**Exercise prompt:** Transcribe the full listing below exactly.
##### Records for this exercise
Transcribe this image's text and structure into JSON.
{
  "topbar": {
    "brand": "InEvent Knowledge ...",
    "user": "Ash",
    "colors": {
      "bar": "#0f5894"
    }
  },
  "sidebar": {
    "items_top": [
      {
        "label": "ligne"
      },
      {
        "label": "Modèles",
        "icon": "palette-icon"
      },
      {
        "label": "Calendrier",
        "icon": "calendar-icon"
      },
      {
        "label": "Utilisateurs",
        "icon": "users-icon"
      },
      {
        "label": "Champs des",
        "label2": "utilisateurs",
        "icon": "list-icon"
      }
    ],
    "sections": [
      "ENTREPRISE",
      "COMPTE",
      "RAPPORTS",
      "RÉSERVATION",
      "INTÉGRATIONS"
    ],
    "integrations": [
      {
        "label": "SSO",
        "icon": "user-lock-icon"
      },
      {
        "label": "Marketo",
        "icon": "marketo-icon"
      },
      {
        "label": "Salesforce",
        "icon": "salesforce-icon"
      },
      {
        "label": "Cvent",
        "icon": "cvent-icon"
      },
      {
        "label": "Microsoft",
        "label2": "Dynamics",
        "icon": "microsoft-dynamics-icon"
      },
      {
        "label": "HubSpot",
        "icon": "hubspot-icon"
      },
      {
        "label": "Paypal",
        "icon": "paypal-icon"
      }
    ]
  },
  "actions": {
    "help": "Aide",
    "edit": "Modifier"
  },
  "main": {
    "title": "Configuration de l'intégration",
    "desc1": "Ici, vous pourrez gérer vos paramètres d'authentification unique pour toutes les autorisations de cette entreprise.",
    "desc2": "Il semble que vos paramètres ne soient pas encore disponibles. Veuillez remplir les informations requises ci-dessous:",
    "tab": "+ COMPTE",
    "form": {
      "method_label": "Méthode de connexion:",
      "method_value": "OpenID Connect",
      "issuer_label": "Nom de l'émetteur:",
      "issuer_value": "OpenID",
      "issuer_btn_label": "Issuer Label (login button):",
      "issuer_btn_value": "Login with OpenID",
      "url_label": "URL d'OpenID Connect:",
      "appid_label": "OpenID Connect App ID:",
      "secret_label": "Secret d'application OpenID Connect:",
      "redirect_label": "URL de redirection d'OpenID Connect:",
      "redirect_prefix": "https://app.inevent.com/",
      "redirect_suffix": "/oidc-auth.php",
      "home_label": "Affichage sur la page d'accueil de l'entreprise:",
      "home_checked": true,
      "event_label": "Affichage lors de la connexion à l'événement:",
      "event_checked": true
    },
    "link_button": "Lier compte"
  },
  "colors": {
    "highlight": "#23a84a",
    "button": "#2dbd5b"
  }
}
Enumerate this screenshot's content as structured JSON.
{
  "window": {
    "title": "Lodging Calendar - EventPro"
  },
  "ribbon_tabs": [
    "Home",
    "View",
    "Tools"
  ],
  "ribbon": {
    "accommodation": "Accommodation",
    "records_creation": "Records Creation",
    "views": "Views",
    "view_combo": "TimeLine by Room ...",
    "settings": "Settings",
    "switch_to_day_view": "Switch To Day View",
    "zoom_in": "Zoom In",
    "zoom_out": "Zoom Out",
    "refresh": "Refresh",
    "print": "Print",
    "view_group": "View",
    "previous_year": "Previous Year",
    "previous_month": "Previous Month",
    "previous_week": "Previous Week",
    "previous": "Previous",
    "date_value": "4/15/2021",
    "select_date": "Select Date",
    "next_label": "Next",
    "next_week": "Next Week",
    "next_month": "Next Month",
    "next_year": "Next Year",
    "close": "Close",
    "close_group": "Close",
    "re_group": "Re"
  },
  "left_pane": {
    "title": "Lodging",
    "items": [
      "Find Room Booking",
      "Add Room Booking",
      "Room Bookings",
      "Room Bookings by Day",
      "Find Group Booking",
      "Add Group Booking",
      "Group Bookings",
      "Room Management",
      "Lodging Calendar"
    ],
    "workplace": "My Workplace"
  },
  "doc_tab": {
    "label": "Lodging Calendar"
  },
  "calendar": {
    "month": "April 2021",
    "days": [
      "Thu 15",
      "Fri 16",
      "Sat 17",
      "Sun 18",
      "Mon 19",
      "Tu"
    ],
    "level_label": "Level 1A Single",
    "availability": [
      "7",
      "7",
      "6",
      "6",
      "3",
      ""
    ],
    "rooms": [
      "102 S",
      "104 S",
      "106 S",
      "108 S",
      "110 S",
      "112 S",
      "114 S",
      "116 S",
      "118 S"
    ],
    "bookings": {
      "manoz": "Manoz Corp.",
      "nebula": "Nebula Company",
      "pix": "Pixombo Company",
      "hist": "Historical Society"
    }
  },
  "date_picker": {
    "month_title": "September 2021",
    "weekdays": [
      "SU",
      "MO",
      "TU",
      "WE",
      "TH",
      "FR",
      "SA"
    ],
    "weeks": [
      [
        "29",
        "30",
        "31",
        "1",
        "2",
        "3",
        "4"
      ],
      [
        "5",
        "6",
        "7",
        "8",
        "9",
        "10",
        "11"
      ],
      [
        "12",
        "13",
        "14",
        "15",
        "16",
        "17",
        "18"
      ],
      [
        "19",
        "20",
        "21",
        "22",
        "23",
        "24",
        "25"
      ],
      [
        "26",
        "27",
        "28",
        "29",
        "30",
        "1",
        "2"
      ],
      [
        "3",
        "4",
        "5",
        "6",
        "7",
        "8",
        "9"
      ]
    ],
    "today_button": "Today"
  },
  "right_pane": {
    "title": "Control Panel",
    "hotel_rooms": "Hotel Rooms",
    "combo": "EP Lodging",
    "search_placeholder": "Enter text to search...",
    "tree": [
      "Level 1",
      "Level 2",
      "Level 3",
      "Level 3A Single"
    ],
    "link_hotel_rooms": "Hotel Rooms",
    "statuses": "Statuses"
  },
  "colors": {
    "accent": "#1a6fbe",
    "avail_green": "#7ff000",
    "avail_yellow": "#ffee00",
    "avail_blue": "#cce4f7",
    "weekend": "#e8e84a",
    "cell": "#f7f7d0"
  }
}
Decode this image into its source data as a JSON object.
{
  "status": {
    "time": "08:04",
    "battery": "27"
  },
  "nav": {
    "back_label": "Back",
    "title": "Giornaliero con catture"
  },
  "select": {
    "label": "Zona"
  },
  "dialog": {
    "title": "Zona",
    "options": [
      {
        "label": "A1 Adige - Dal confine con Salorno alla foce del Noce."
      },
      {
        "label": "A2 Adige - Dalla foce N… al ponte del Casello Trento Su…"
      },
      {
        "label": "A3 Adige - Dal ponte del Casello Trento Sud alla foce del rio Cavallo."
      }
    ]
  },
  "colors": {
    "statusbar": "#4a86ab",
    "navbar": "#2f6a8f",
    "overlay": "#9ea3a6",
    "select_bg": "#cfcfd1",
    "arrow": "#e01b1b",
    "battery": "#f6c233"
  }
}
##########
**Solution for this exercise:**
Transcribe this image's text and structure into JSON.
{
  "topbar": {
    "brand": "InEvent Knowledge ...",
    "user": "Ash",
    "colors": {
      "bar": "#0f5894"
    }
  },
  "sidebar": {
    "items_top": [
      {
        "label": "ligne"
      },
      {
        "label": "Modèles",
        "icon": "palette-icon"
      },
      {
        "label": "Calendrier",
        "icon": "calendar-icon"
      },
      {
        "label": "Utilisateurs",
        "icon": "users-icon"
      },
      {
        "label": "Champs des",
        "label2": "utilisateurs",
        "icon": "list-icon"
      }
    ],
    "sections": [
      "ENTREPRISE",
      "COMPTE",
      "RAPPORTS",
      "RÉSERVATION",
      "INTÉGRATIONS"
    ],
    "integrations": [
      {
        "label": "SSO",
        "icon": "user-lock-icon"
      },
      {
        "label": "Marketo",
        "icon": "marketo-icon"
      },
      {
        "label": "Salesforce",
        "icon": "salesforce-icon"
      },
      {
        "label": "Cvent",
        "icon": "cvent-icon"
      },
      {
        "label": "Microsoft",
        "label2": "Dynamics",
        "icon": "microsoft-dynamics-icon"
      },
      {
        "label": "HubSpot",
        "icon": "hubspot-icon"
      },
      {
        "label": "Paypal",
        "icon": "paypal-icon"
      }
    ]
  },
  "actions": {
    "help": "Aide",
    "edit": "Modifier"
  },
  "main": {
    "title": "Configuration de l'intégration",
    "desc1": "Ici, vous pourrez gérer vos paramètres d'authentification unique pour toutes les autorisations de cette entreprise.",
    "desc2": "Il semble que vos paramètres ne soient pas encore disponibles. Veuillez remplir les informations requises ci-dessous:",
    "tab": "+ COMPTE",
    "form": {
      "method_label": "Méthode de connexion:",
      "method_value": "OpenID Connect",
      "issuer_label": "Nom de l'émetteur:",
      "issuer_value": "OpenID",
      "issuer_btn_label": "Issuer Label (login button):",
      "issuer_btn_value": "Login with OpenID",
      "url_label": "URL d'OpenID Connect:",
      "appid_label": "OpenID Connect App ID:",
      "secret_label": "Secret d'application OpenID Connect:",
      "redirect_label": "URL de redirection d'OpenID Connect:",
      "redirect_prefix": "https://app.inevent.com/",
      "redirect_suffix": "/oidc-auth.php",
      "home_label": "Affichage sur la page d'accueil de l'entreprise:",
      "home_checked": true,
      "event_label": "Affichage lors de la connexion à l'événement:",
      "event_checked": true
    },
    "link_button": "Lier compte"
  },
  "colors": {
    "highlight": "#23a84a",
    "button": "#2dbd5b"
  }
}
Enumerate this screenshot's content as structured JSON.
{
  "window": {
    "title": "Lodging Calendar - EventPro"
  },
  "ribbon_tabs": [
    "Home",
    "View",
    "Tools"
  ],
  "ribbon": {
    "accommodation": "Accommodation",
    "records_creation": "Records Creation",
    "views": "Views",
    "view_combo": "TimeLine by Room ...",
    "settings": "Settings",
    "switch_to_day_view": "Switch To Day View",
    "zoom_in": "Zoom In",
    "zoom_out": "Zoom Out",
    "refresh": "Refresh",
    "print": "Print",
    "view_group": "View",
    "previous_year": "Previous Year",
    "previous_month": "Previous Month",
    "previous_week": "Previous Week",
    "previous": "Previous",
    "date_value": "4/15/2021",
    "select_date": "Select Date",
    "next_label": "Next",
    "next_week": "Next Week",
    "next_month": "Next Month",
    "next_year": "Next Year",
    "close": "Close",
    "close_group": "Close",
    "re_group": "Re"
  },
  "left_pane": {
    "title": "Lodging",
    "items": [
      "Find Room Booking",
      "Add Room Booking",
      "Room Bookings",
      "Room Bookings by Day",
      "Find Group Booking",
      "Add Group Booking",
      "Group Bookings",
      "Room Management",
      "Lodging Calendar"
    ],
    "workplace": "My Workplace"
  },
  "doc_tab": {
    "label": "Lodging Calendar"
  },
  "calendar": {
    "month": "April 2021",
    "days": [
      "Thu 15",
      "Fri 16",
      "Sat 17",
      "Sun 18",
      "Mon 19",
      "Tu"
    ],
    "level_label": "Level 1A Single",
    "availability": [
      "7",
      "7",
      "6",
      "6",
      "3",
      ""
    ],
    "rooms": [
      "102 S",
      "104 S",
      "106 S",
      "108 S",
      "110 S",
      "112 S",
      "114 S",
      "116 S",
      "118 S"
    ],
    "bookings": {
      "manoz": "Manoz Corp.",
      "nebula": "Nebula Company",
      "pix": "Pixombo Company",
      "hist": "Historical Society"
    }
  },
  "date_picker": {
    "month_title": "September 2021",
    "weekdays": [
      "SU",
      "MO",
      "TU",
      "WE",
      "TH",
      "FR",
      "SA"
    ],
    "weeks": [
      [
        "29",
        "30",
        "31",
        "1",
        "2",
        "3",
        "4"
      ],
      [
        "5",
        "6",
        "7",
        "8",
        "9",
        "10",
        "11"
      ],
      [
        "12",
        "13",
        "14",
        "15",
        "16",
        "17",
        "18"
      ],
      [
        "19",
        "20",
        "21",
        "22",
        "23",
        "24",
        "25"
      ],
      [
        "26",
        "27",
        "28",
        "29",
        "30",
        "1",
        "2"
      ],
      [
        "3",
        "4",
        "5",
        "6",
        "7",
        "8",
        "9"
      ]
    ],
    "today_button": "Today"
  },
  "right_pane": {
    "title": "Control Panel",
    "hotel_rooms": "Hotel Rooms",
    "combo": "EP Lodging",
    "search_placeholder": "Enter text to search...",
    "tree": [
      "Level 1",
      "Level 2",
      "Level 3",
      "Level 3A Single"
    ],
    "link_hotel_rooms": "Hotel Rooms",
    "statuses": "Statuses"
  },
  "colors": {
    "accent": "#1a6fbe",
    "avail_green": "#7ff000",
    "avail_yellow": "#ffee00",
    "avail_blue": "#cce4f7",
    "weekend": "#e8e84a",
    "cell": "#f7f7d0"
  }
}
Decode this image into its source data as a JSON object.
{
  "status": {
    "time": "08:04",
    "battery": "27"
  },
  "nav": {
    "back_label": "Back",
    "title": "Giornaliero con catture"
  },
  "select": {
    "label": "Zona"
  },
  "dialog": {
    "title": "Zona",
    "options": [
      {
        "label": "A1 Adige - Dal confine con Salorno alla foce del Noce."
      },
      {
        "label": "A2 Adige - Dalla foce N… al ponte del Casello Trento Su…"
      },
      {
        "label": "A3 Adige - Dal ponte del Casello Trento Sud alla foce del rio Cavallo."
      }
    ]
  },
  "colors": {
    "statusbar": "#4a86ab",
    "navbar": "#2f6a8f",
    "overlay": "#9ea3a6",
    "select_bg": "#cfcfd1",
    "arrow": "#e01b1b",
    "battery": "#f6c233"
  }
}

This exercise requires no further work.